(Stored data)
/---

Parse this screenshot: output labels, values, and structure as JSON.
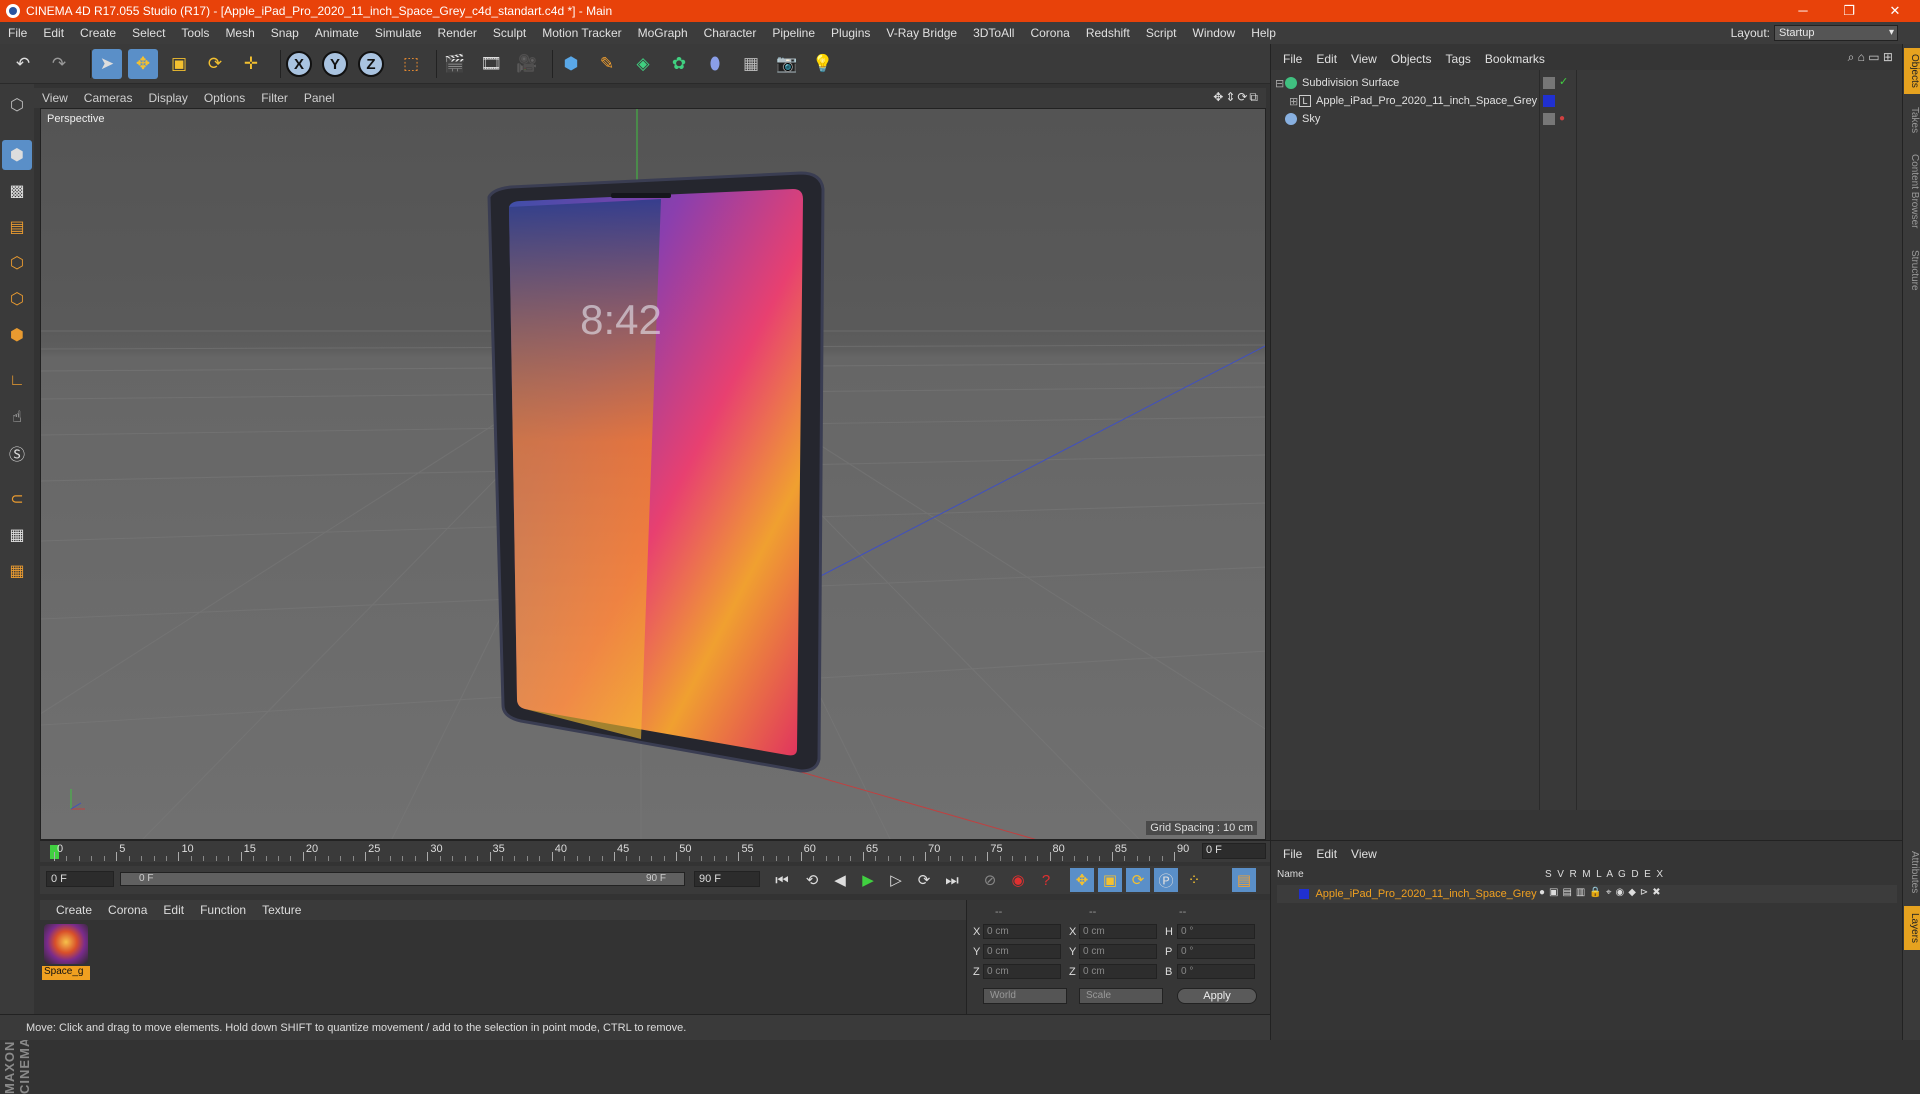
{
  "window": {
    "title": "CINEMA 4D R17.055 Studio (R17) - [Apple_iPad_Pro_2020_11_inch_Space_Grey_c4d_standart.c4d *] - Main"
  },
  "menubar": {
    "items": [
      "File",
      "Edit",
      "Create",
      "Select",
      "Tools",
      "Mesh",
      "Snap",
      "Animate",
      "Simulate",
      "Render",
      "Sculpt",
      "Motion Tracker",
      "MoGraph",
      "Character",
      "Pipeline",
      "Plugins",
      "V-Ray Bridge",
      "3DToAll",
      "Corona",
      "Redshift",
      "Script",
      "Window",
      "Help"
    ],
    "layout_label": "Layout:",
    "layout_value": "Startup"
  },
  "viewport": {
    "menu": [
      "View",
      "Cameras",
      "Display",
      "Options",
      "Filter",
      "Panel"
    ],
    "label": "Perspective",
    "grid_spacing": "Grid Spacing : 10 cm",
    "screen_time": "8:42"
  },
  "objects_panel": {
    "menu": [
      "File",
      "Edit",
      "View",
      "Objects",
      "Tags",
      "Bookmarks"
    ],
    "rows": [
      {
        "name": "Subdivision Surface"
      },
      {
        "name": "Apple_iPad_Pro_2020_11_inch_Space_Grey"
      },
      {
        "name": "Sky"
      }
    ]
  },
  "right_tabs": [
    "Objects",
    "Takes",
    "Content Browser",
    "Structure"
  ],
  "right_tabs_bottom": [
    "Attributes",
    "Layers"
  ],
  "layers_panel": {
    "menu": [
      "File",
      "Edit",
      "View"
    ],
    "header_name": "Name",
    "header_cols": "S  V  R  M  L  A  G  D  E  X",
    "row_name": "Apple_iPad_Pro_2020_11_inch_Space_Grey"
  },
  "timeline": {
    "ticks": [
      "0",
      "5",
      "10",
      "15",
      "20",
      "25",
      "30",
      "35",
      "40",
      "45",
      "50",
      "55",
      "60",
      "65",
      "70",
      "75",
      "80",
      "85",
      "90"
    ],
    "frame_end": "0 F"
  },
  "transport": {
    "current_frame": "0 F",
    "range_start": "0 F",
    "range_end": "90 F",
    "max_frame": "90 F"
  },
  "material_manager": {
    "menu": [
      "Create",
      "Corona",
      "Edit",
      "Function",
      "Texture"
    ],
    "material_name": "Space_g"
  },
  "coordinates": {
    "headers": [
      "--",
      "--",
      "--"
    ],
    "rows": [
      {
        "a": "X",
        "av": "0 cm",
        "b": "X",
        "bv": "0 cm",
        "c": "H",
        "cv": "0 °"
      },
      {
        "a": "Y",
        "av": "0 cm",
        "b": "Y",
        "bv": "0 cm",
        "c": "P",
        "cv": "0 °"
      },
      {
        "a": "Z",
        "av": "0 cm",
        "b": "Z",
        "bv": "0 cm",
        "c": "B",
        "cv": "0 °"
      }
    ],
    "space": "World",
    "mode": "Scale",
    "apply": "Apply"
  },
  "brand": "MAXON CINEMA 4D",
  "status": "Move: Click and drag to move elements. Hold down SHIFT to quantize movement / add to the selection in point mode, CTRL to remove."
}
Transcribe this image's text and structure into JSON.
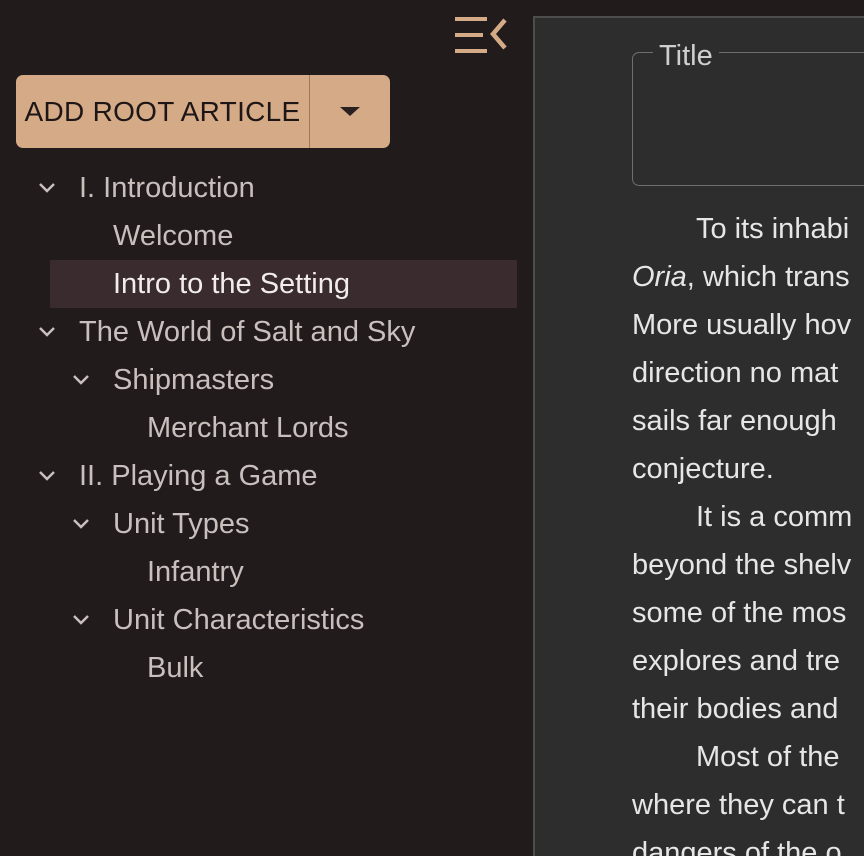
{
  "sidebar": {
    "add_root_label": "ADD ROOT ARTICLE",
    "tree": [
      {
        "label": "I. Introduction",
        "level": 0,
        "chevron": true
      },
      {
        "label": "Welcome",
        "level": 1,
        "chevron": false
      },
      {
        "label": "Intro to the Setting",
        "level": 1,
        "chevron": false,
        "selected": true
      },
      {
        "label": "The World of Salt and Sky",
        "level": 0,
        "chevron": true
      },
      {
        "label": "Shipmasters",
        "level": 1,
        "chevron": true
      },
      {
        "label": "Merchant Lords",
        "level": 2,
        "chevron": false
      },
      {
        "label": "II. Playing a Game",
        "level": 0,
        "chevron": true
      },
      {
        "label": "Unit Types",
        "level": 1,
        "chevron": true
      },
      {
        "label": "Infantry",
        "level": 2,
        "chevron": false
      },
      {
        "label": "Unit Characteristics",
        "level": 1,
        "chevron": true
      },
      {
        "label": "Bulk",
        "level": 2,
        "chevron": false
      }
    ]
  },
  "editor": {
    "title_legend": "Title",
    "title_value": "",
    "lines": [
      {
        "indent": true,
        "text": "To its inhabi"
      },
      {
        "italic": "Oria",
        "text": ", which trans"
      },
      {
        "text": "More usually hov"
      },
      {
        "text": "direction no mat"
      },
      {
        "text": "sails far enough"
      },
      {
        "text": "conjecture."
      },
      {
        "indent": true,
        "text": "It is a comm"
      },
      {
        "text": "beyond the shelv"
      },
      {
        "text": "some of the mos"
      },
      {
        "text": "explores and tre"
      },
      {
        "text": "their bodies and"
      },
      {
        "indent": true,
        "text": "Most of the"
      },
      {
        "text": "where they can t"
      },
      {
        "text": "dangers of the o"
      }
    ]
  },
  "colors": {
    "background": "#211b1b",
    "accent": "#d4ab86",
    "selected_row": "#392b2e",
    "panel": "#2d2d2d"
  }
}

\---

■ **INSTRUCTIONS FOR THE TASK**
Reproduce the whole listing word for word, setting aside any pictures.

■ **RESPONSE TO THE EXERCISE**
Parse this screenshot: output labels, values, and structure as JSON.
{
  "window": {
    "title": "CINEMA 4D R17.055 Studio (R17) - [Apple_iPad_Pro_2020_11_inch_Space_Grey_c4d_standart.c4d *] - Main"
  },
  "menubar": {
    "items": [
      "File",
      "Edit",
      "Create",
      "Select",
      "Tools",
      "Mesh",
      "Snap",
      "Animate",
      "Simulate",
      "Render",
      "Sculpt",
      "Motion Tracker",
      "MoGraph",
      "Character",
      "Pipeline",
      "Plugins",
      "V-Ray Bridge",
      "3DToAll",
      "Corona",
      "Redshift",
      "Script",
      "Window",
      "Help"
    ],
    "layout_label": "Layout:",
    "layout_value": "Startup"
  },
  "viewport": {
    "menu": [
      "View",
      "Cameras",
      "Display",
      "Options",
      "Filter",
      "Panel"
    ],
    "label": "Perspective",
    "grid_spacing": "Grid Spacing : 10 cm",
    "screen_time": "8:42"
  },
  "objects_panel": {
    "menu": [
      "File",
      "Edit",
      "View",
      "Objects",
      "Tags",
      "Bookmarks"
    ],
    "rows": [
      {
        "name": "Subdivision Surface"
      },
      {
        "name": "Apple_iPad_Pro_2020_11_inch_Space_Grey"
      },
      {
        "name": "Sky"
      }
    ]
  },
  "right_tabs": [
    "Objects",
    "Takes",
    "Content Browser",
    "Structure"
  ],
  "right_tabs_bottom": [
    "Attributes",
    "Layers"
  ],
  "layers_panel": {
    "menu": [
      "File",
      "Edit",
      "View"
    ],
    "header_name": "Name",
    "header_cols": "S  V  R  M  L  A  G  D  E  X",
    "row_name": "Apple_iPad_Pro_2020_11_inch_Space_Grey"
  },
  "timeline": {
    "ticks": [
      "0",
      "5",
      "10",
      "15",
      "20",
      "25",
      "30",
      "35",
      "40",
      "45",
      "50",
      "55",
      "60",
      "65",
      "70",
      "75",
      "80",
      "85",
      "90"
    ],
    "frame_end": "0 F"
  },
  "transport": {
    "current_frame": "0 F",
    "range_start": "0 F",
    "range_end": "90 F",
    "max_frame": "90 F"
  },
  "material_manager": {
    "menu": [
      "Create",
      "Corona",
      "Edit",
      "Function",
      "Texture"
    ],
    "material_name": "Space_g"
  },
  "coordinates": {
    "headers": [
      "--",
      "--",
      "--"
    ],
    "rows": [
      {
        "a": "X",
        "av": "0 cm",
        "b": "X",
        "bv": "0 cm",
        "c": "H",
        "cv": "0 °"
      },
      {
        "a": "Y",
        "av": "0 cm",
        "b": "Y",
        "bv": "0 cm",
        "c": "P",
        "cv": "0 °"
      },
      {
        "a": "Z",
        "av": "0 cm",
        "b": "Z",
        "bv": "0 cm",
        "c": "B",
        "cv": "0 °"
      }
    ],
    "space": "World",
    "mode": "Scale",
    "apply": "Apply"
  },
  "brand": "MAXON CINEMA 4D",
  "status": "Move: Click and drag to move elements. Hold down SHIFT to quantize movement / add to the selection in point mode, CTRL to remove."
}
Transcribe this image's text and structure into JSON.
{
  "sidebar": {
    "add_root_label": "ADD ROOT ARTICLE",
    "tree": [
      {
        "label": "I. Introduction",
        "level": 0,
        "chevron": true
      },
      {
        "label": "Welcome",
        "level": 1,
        "chevron": false
      },
      {
        "label": "Intro to the Setting",
        "level": 1,
        "chevron": false,
        "selected": true
      },
      {
        "label": "The World of Salt and Sky",
        "level": 0,
        "chevron": true
      },
      {
        "label": "Shipmasters",
        "level": 1,
        "chevron": true
      },
      {
        "label": "Merchant Lords",
        "level": 2,
        "chevron": false
      },
      {
        "label": "II. Playing a Game",
        "level": 0,
        "chevron": true
      },
      {
        "label": "Unit Types",
        "level": 1,
        "chevron": true
      },
      {
        "label": "Infantry",
        "level": 2,
        "chevron": false
      },
      {
        "label": "Unit Characteristics",
        "level": 1,
        "chevron": true
      },
      {
        "label": "Bulk",
        "level": 2,
        "chevron": false
      }
    ]
  },
  "editor": {
    "title_legend": "Title",
    "title_value": "",
    "lines": [
      {
        "indent": true,
        "text": "To its inhabi"
      },
      {
        "italic": "Oria",
        "text": ", which trans"
      },
      {
        "text": "More usually hov"
      },
      {
        "text": "direction no mat"
      },
      {
        "text": "sails far enough"
      },
      {
        "text": "conjecture."
      },
      {
        "indent": true,
        "text": "It is a comm"
      },
      {
        "text": "beyond the shelv"
      },
      {
        "text": "some of the mos"
      },
      {
        "text": "explores and tre"
      },
      {
        "text": "their bodies and"
      },
      {
        "indent": true,
        "text": "Most of the"
      },
      {
        "text": "where they can t"
      },
      {
        "text": "dangers of the o"
      }
    ]
  },
  "colors": {
    "background": "#211b1b",
    "accent": "#d4ab86",
    "selected_row": "#392b2e",
    "panel": "#2d2d2d"
  }
}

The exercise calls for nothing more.